**What the task asks:**
Return all of the entries exactly, with nothing added or left out.

______________________________

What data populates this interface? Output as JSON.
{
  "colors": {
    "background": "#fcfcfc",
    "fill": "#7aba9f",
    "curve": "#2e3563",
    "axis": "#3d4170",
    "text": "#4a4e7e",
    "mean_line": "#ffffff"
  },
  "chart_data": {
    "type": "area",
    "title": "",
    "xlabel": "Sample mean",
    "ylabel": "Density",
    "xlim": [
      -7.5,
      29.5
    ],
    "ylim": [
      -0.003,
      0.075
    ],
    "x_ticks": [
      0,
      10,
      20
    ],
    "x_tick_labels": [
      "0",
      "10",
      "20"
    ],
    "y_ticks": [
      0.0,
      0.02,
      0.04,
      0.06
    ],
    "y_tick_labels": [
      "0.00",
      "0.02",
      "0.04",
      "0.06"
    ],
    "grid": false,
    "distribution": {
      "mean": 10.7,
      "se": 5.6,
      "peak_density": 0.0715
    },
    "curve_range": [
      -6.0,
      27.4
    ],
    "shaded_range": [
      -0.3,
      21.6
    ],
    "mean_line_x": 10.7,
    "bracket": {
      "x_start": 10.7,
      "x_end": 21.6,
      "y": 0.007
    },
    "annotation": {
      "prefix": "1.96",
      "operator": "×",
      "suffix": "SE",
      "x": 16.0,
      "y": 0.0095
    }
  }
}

______________________________

**Exercise output:**
What data populates this interface? Output as JSON.
{
  "colors": {
    "background": "#fcfcfc",
    "fill": "#7aba9f",
    "curve": "#2e3563",
    "axis": "#3d4170",
    "text": "#4a4e7e",
    "mean_line": "#ffffff"
  },
  "chart_data": {
    "type": "area",
    "title": "",
    "xlabel": "Sample mean",
    "ylabel": "Density",
    "xlim": [
      -7.5,
      29.5
    ],
    "ylim": [
      -0.003,
      0.075
    ],
    "x_ticks": [
      0,
      10,
      20
    ],
    "x_tick_labels": [
      "0",
      "10",
      "20"
    ],
    "y_ticks": [
      0.0,
      0.02,
      0.04,
      0.06
    ],
    "y_tick_labels": [
      "0.00",
      "0.02",
      "0.04",
      "0.06"
    ],
    "grid": false,
    "distribution": {
      "mean": 10.7,
      "se": 5.6,
      "peak_density": 0.0715
    },
    "curve_range": [
      -6.0,
      27.4
    ],
    "shaded_range": [
      -0.3,
      21.6
    ],
    "mean_line_x": 10.7,
    "bracket": {
      "x_start": 10.7,
      "x_end": 21.6,
      "y": 0.007
    },
    "annotation": {
      "prefix": "1.96",
      "operator": "×",
      "suffix": "SE",
      "x": 16.0,
      "y": 0.0095
    }
  }
}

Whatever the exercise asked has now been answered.